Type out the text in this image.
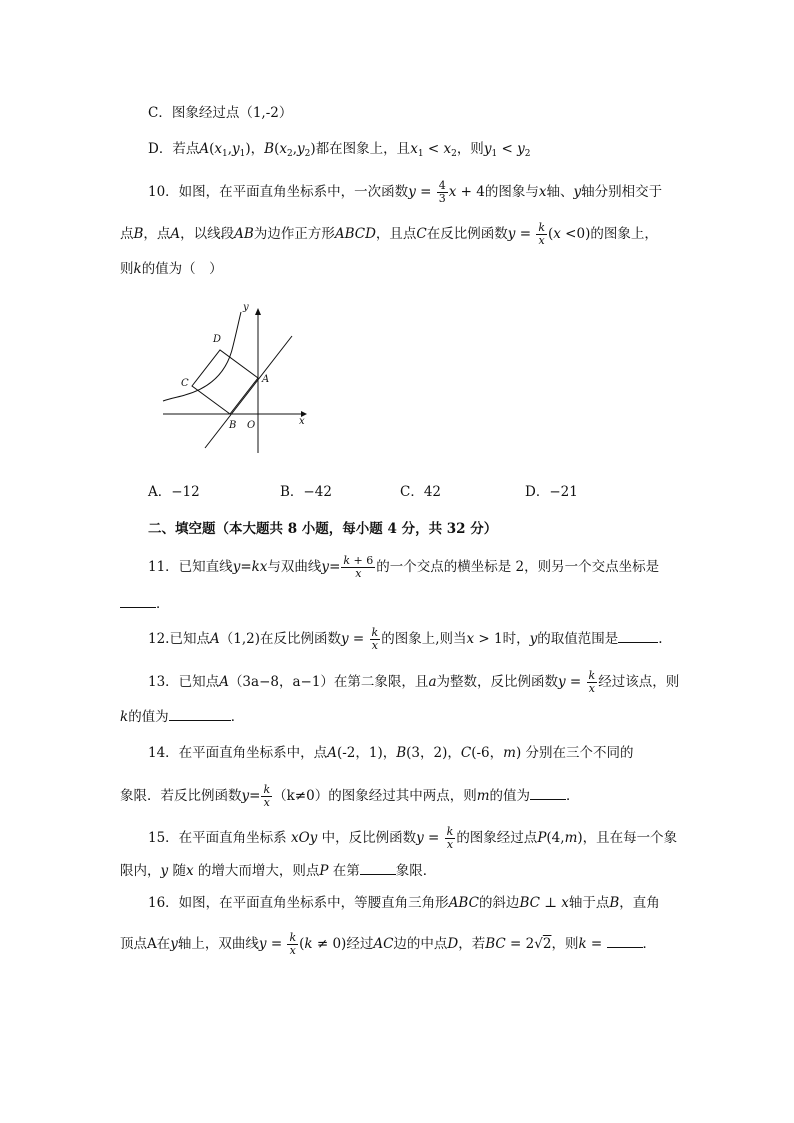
C．图象经过点（1,-2）
D．若点$A(x_1,y_1)$，$B(x_2,y_2)$都在图象上，且$x_1 < x_2$，则$y_1 < y_2$
10．如图，在平面直角坐标系中，一次函数$y = \frac{4}{3}$ x + 4的图象与x轴、y轴分别相交于
点B，点A，以线段AB为边作正方形ABCD，且点C在反比例函数$y = \frac{k}{x} (x <0)$的图象上，
则k的值为（　）
y
D
A
C
B O	x
A．−12	B．−42	C．42	D．−21
二、填空题（本大题共 8 小题，每小题 4 分，共 32 分）
11．已知直线y=kx与双曲线$y= \frac{k + 6}{x}$ 的一个交点的横坐标是 2，则另一个交点坐标是
．
12.已知点A（1,2)在反比例函数$y = \frac{k}{x}$ 的图象上,则当x > 1时，y的取值范围是	.
13．已知点A（3a−8，a−1）在第二象限，且a为整数，反比例函数$y = \frac{k}{x}$ 经过该点，则
k的值为	．
14．在平面直角坐标系中，点A(-2，1)，B(3，2)，C(-6，m) 分别在三个不同的
象限．若反比例函数$y= \frac{k}{x} (k\ne 0)$的图象经过其中两点，则m的值为	．
15．在平面直角坐标系 xOy 中，反比例函数$y = \frac{k}{x}$ 的图象经过点P(4,m)，且在每一个象
限内，y 随x 的增大而增大，则点P 在第	象限．
16．如图，在平面直角坐标系中，等腰直角三角形ABC的斜边BC ⊥ x轴于点B，直角
顶点A在y轴上，双曲线$y = \frac{k}{x} (k \ne 0)$经过AC边的中点D，若BC = 2√2，则k =	．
::::
What you are asked to do: Quote all of the entries word for word, omitting any pictures.

Exercise output:
Type out the text in this image.
C．图象经过点（1,-2）
D．若点$A(x_1,y_1)$，$B(x_2,y_2)$都在图象上，且$x_1 < x_2$，则$y_1 < y_2$
10．如图，在平面直角坐标系中，一次函数$y = \frac{4}{3}$ x + 4的图象与x轴、y轴分别相交于
点B，点A，以线段AB为边作正方形ABCD，且点C在反比例函数$y = \frac{k}{x} (x <0)$的图象上，
则k的值为（　）
y
D
A
C
B O	x
A．−12	B．−42	C．42	D．−21
二、填空题（本大题共 8 小题，每小题 4 分，共 32 分）
11．已知直线y=kx与双曲线$y= \frac{k + 6}{x}$ 的一个交点的横坐标是 2，则另一个交点坐标是
．
12.已知点A（1,2)在反比例函数$y = \frac{k}{x}$ 的图象上,则当x > 1时，y的取值范围是	.
13．已知点A（3a−8，a−1）在第二象限，且a为整数，反比例函数$y = \frac{k}{x}$ 经过该点，则
k的值为	．
14．在平面直角坐标系中，点A(-2，1)，B(3，2)，C(-6，m) 分别在三个不同的
象限．若反比例函数$y= \frac{k}{x} (k\ne 0)$的图象经过其中两点，则m的值为	．
15．在平面直角坐标系 xOy 中，反比例函数$y = \frac{k}{x}$ 的图象经过点P(4,m)，且在每一个象
限内，y 随x 的增大而增大，则点P 在第	象限．
16．如图，在平面直角坐标系中，等腰直角三角形ABC的斜边BC ⊥ x轴于点B，直角
顶点A在y轴上，双曲线$y = \frac{k}{x} (k \ne 0)$经过AC边的中点D，若BC = 2√2，则k =	．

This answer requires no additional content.